WORK REQUIRED: Filter the entries below, keeping only lines with the word "pojazdu".

------------------------------------------------------------------------

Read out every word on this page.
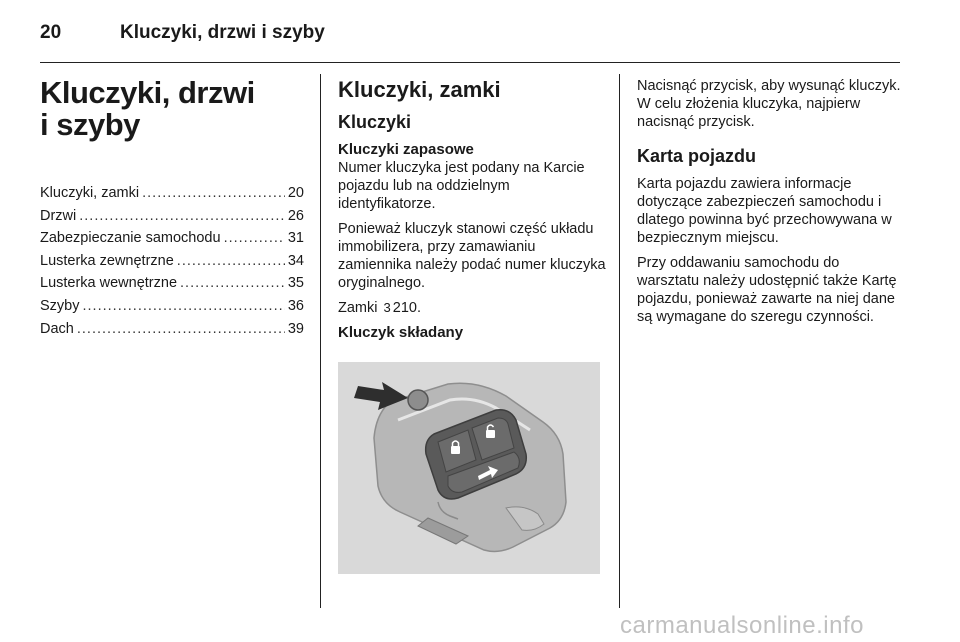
20	Kluczyki, drzwi i szyby
Kluczyki, drzwi
i szyby
Kluczyki, zamki .....	20
Drzwi .....	26
Zabezpieczanie samochodu .....	31
Lusterka zewnętrzne .....	34
Lusterka wewnętrzne .....	35
Szyby .....	36
Dach .....	39
Kluczyki, zamki
Kluczyki
Kluczyki zapasowe

Numer kluczyka jest podany na Karcie pojazdu lub na oddzielnym identyfikatorze.

Ponieważ kluczyk stanowi część układu immobilizera, przy zamawianiu zamiennika należy podać numer kluczyka oryginalnego.

Zamki 3 210.

Kluczyk składany

Nacisnąć przycisk, aby wysunąć kluczyk. W celu złożenia kluczyka, najpierw nacisnąć przycisk.

Karta pojazdu

Karta pojazdu zawiera informacje dotyczące zabezpieczeń samochodu i dlatego powinna być przechowywana w bezpiecznym miejscu.

Przy oddawaniu samochodu do warsztatu należy udostępnić także Kartę pojazdu, ponieważ zawarte na niej dane są wymagane do szeregu czynności.

carmanualsonline.info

------------------------------------------------------------------------

FULL ANSWER:
Numer kluczyka jest podany na Karcie pojazdu lub na oddzielnym identyfikatorze.
Karta pojazdu
Karta pojazdu zawiera informacje dotyczące zabezpieczeń samochodu i dlatego powinna być przechowywana w bezpiecznym miejscu.
Przy oddawaniu samochodu do warsztatu należy udostępnić także Kartę pojazdu, ponieważ zawarte na niej dane są wymagane do szeregu czynności.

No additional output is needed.